Collected data entries
● ● ● ● ● ● ●

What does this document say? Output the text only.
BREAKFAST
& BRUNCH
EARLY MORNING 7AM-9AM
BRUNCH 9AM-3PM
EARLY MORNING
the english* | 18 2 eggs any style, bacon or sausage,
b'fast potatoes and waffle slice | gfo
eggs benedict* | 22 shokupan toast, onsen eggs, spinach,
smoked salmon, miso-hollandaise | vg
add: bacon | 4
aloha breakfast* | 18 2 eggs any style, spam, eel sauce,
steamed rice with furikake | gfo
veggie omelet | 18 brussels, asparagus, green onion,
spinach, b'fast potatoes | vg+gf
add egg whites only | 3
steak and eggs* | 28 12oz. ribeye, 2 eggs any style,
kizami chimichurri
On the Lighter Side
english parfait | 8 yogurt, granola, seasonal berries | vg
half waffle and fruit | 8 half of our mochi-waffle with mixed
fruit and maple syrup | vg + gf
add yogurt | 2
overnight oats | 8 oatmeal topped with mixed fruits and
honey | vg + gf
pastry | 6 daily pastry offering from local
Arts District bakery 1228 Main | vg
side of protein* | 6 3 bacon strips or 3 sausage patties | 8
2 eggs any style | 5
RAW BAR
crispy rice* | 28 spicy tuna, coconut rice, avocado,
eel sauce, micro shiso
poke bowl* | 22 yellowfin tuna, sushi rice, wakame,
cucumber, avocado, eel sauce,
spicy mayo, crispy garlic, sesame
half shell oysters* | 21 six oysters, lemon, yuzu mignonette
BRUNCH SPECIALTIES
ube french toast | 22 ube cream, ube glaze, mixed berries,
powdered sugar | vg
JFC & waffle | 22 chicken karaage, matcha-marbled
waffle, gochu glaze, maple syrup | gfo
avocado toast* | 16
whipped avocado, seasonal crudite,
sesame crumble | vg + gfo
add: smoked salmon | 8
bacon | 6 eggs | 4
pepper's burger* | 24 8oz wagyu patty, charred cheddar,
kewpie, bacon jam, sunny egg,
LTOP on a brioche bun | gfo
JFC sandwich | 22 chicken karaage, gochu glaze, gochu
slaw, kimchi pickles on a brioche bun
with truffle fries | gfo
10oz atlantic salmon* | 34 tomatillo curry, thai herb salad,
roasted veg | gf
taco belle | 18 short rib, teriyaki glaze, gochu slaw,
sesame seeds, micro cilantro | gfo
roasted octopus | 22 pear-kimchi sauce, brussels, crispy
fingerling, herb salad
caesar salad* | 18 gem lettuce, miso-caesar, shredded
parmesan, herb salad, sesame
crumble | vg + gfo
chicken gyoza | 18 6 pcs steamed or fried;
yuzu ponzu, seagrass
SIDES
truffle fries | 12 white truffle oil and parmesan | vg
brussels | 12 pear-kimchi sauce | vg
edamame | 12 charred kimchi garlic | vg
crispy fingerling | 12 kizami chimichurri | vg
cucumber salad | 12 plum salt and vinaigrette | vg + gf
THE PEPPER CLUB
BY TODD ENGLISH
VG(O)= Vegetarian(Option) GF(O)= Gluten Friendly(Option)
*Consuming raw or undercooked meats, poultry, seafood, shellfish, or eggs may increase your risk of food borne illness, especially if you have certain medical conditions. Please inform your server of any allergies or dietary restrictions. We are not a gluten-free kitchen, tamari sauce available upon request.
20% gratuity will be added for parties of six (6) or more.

● ● ● ● ● ● ●

Task directions: After reading the entries above, report the number of lines that include the string "parmesan". Give no other text.

Your response: 2